Problem requirements:
Write out every line below that includes the word "directions".

Material supplied:
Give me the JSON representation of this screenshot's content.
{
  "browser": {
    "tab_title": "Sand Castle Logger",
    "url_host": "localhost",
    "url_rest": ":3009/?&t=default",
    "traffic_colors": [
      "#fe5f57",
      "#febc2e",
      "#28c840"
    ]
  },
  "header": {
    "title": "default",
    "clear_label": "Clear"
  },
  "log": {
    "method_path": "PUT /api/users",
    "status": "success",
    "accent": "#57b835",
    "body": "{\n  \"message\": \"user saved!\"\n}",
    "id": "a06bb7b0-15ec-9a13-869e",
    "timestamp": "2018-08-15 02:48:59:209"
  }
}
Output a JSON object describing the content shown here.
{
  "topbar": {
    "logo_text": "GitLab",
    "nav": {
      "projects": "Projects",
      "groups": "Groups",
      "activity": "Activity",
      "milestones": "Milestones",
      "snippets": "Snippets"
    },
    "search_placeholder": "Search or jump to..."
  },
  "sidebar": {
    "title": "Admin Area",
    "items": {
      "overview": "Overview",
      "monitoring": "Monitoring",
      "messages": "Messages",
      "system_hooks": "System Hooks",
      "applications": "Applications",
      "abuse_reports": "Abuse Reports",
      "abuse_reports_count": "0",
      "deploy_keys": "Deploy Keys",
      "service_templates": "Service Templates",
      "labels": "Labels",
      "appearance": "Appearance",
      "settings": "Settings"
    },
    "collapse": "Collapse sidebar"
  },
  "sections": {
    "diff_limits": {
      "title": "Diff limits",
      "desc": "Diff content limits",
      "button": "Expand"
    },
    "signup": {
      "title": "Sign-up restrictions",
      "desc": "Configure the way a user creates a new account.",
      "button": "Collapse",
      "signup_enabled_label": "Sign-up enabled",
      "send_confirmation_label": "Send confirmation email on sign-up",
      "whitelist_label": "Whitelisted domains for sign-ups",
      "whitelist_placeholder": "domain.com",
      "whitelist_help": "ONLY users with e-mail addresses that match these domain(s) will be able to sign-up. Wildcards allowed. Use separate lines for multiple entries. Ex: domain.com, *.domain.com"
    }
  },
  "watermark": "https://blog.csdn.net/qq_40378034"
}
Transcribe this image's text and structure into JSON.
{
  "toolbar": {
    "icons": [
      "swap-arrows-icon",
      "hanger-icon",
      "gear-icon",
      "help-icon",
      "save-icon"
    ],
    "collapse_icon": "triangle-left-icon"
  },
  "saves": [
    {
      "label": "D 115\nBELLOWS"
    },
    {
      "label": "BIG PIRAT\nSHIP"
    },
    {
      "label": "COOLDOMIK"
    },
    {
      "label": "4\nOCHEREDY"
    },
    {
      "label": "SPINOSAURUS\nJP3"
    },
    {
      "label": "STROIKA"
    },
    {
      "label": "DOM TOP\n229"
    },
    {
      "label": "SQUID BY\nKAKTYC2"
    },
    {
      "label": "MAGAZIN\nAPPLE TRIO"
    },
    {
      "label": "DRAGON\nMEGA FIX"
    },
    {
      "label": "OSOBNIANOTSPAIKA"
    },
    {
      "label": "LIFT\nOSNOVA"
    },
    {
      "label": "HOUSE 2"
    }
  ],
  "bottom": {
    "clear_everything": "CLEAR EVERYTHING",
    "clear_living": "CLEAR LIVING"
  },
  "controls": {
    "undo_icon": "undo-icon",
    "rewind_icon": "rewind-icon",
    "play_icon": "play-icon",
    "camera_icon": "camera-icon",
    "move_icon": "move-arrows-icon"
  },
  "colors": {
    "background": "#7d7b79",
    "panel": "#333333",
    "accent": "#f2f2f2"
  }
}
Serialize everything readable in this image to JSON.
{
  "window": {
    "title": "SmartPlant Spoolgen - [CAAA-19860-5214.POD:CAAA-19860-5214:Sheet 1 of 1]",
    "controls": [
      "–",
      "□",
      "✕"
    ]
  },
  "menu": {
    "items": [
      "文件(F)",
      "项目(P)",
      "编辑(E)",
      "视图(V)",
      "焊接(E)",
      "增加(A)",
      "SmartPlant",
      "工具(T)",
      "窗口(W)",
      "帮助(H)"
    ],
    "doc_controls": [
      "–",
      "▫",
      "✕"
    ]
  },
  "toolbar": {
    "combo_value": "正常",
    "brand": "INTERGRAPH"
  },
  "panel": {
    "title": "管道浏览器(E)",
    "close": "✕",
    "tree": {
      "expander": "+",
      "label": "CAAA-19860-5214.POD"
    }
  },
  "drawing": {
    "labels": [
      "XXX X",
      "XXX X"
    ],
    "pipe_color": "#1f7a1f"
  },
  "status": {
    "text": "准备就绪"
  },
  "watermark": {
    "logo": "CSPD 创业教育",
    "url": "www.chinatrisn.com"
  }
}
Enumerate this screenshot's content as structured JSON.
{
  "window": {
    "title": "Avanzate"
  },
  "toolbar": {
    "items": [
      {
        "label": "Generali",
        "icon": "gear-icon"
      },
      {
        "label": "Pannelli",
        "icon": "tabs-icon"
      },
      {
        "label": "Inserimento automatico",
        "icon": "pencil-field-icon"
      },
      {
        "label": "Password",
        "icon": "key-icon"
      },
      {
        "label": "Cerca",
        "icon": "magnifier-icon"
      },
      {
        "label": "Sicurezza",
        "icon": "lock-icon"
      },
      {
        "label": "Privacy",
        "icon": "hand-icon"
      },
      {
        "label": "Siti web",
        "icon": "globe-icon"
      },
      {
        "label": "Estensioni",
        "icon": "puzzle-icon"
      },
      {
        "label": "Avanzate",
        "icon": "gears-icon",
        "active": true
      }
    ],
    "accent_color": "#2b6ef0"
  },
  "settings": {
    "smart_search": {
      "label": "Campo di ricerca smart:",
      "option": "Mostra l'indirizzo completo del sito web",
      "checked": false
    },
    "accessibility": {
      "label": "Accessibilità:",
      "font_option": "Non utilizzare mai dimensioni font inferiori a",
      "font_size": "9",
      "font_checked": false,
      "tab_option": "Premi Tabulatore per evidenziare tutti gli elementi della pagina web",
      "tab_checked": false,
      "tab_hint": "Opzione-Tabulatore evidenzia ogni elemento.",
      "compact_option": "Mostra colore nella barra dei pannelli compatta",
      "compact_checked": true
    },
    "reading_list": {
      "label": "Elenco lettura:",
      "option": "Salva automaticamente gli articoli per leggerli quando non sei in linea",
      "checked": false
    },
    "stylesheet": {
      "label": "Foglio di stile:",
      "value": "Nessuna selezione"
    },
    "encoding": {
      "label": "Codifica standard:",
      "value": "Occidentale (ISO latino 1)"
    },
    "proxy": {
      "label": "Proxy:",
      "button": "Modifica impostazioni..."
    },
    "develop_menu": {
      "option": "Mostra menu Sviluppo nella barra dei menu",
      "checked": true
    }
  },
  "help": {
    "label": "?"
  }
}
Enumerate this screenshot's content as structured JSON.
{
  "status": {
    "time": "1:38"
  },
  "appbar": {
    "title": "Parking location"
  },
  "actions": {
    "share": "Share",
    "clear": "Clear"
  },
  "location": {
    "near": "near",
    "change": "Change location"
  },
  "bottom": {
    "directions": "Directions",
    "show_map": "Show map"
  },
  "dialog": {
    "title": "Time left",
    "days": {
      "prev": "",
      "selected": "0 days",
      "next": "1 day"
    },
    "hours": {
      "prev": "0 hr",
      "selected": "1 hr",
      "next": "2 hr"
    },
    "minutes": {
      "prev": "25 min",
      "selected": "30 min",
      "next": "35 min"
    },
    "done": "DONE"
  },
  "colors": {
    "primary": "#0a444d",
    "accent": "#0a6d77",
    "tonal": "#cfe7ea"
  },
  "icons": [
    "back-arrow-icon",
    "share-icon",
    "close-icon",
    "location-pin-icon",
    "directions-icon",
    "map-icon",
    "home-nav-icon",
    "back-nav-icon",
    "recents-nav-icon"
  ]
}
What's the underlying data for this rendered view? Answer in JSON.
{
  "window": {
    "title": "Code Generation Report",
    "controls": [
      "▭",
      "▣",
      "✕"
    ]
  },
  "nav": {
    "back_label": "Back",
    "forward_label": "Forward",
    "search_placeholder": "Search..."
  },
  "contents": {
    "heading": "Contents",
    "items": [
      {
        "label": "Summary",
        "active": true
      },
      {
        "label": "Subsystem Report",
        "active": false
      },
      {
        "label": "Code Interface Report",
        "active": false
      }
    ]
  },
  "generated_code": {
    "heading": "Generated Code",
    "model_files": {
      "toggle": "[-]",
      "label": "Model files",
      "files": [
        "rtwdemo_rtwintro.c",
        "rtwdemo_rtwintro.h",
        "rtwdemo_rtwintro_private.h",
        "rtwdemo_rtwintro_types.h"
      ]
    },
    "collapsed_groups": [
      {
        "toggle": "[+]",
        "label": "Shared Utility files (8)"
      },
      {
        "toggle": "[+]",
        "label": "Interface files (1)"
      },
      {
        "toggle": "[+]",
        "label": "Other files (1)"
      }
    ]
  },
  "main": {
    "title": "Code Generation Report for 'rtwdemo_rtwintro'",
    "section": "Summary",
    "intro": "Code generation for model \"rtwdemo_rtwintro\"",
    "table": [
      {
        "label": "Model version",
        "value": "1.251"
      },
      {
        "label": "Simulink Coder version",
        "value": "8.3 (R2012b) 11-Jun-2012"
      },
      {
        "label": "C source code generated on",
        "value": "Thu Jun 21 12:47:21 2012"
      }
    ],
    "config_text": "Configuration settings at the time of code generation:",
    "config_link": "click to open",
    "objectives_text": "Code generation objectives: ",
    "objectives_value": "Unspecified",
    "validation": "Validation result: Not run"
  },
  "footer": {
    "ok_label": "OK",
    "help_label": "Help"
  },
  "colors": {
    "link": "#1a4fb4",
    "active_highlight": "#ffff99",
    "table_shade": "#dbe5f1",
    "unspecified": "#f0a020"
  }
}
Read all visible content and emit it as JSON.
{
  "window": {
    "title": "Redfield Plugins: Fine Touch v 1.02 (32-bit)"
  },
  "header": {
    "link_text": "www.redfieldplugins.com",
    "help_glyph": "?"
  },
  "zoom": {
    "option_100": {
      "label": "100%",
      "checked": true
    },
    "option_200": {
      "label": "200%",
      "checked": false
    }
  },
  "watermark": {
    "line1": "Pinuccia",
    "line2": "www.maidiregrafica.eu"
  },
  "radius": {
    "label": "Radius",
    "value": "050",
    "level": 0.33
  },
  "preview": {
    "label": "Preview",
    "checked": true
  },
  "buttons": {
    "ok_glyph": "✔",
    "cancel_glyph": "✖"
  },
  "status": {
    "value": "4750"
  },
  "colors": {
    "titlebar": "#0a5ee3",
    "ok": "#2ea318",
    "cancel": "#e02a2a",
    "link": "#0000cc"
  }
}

Answer for this exercise:
    "directions": "Directions",
    "directions-icon",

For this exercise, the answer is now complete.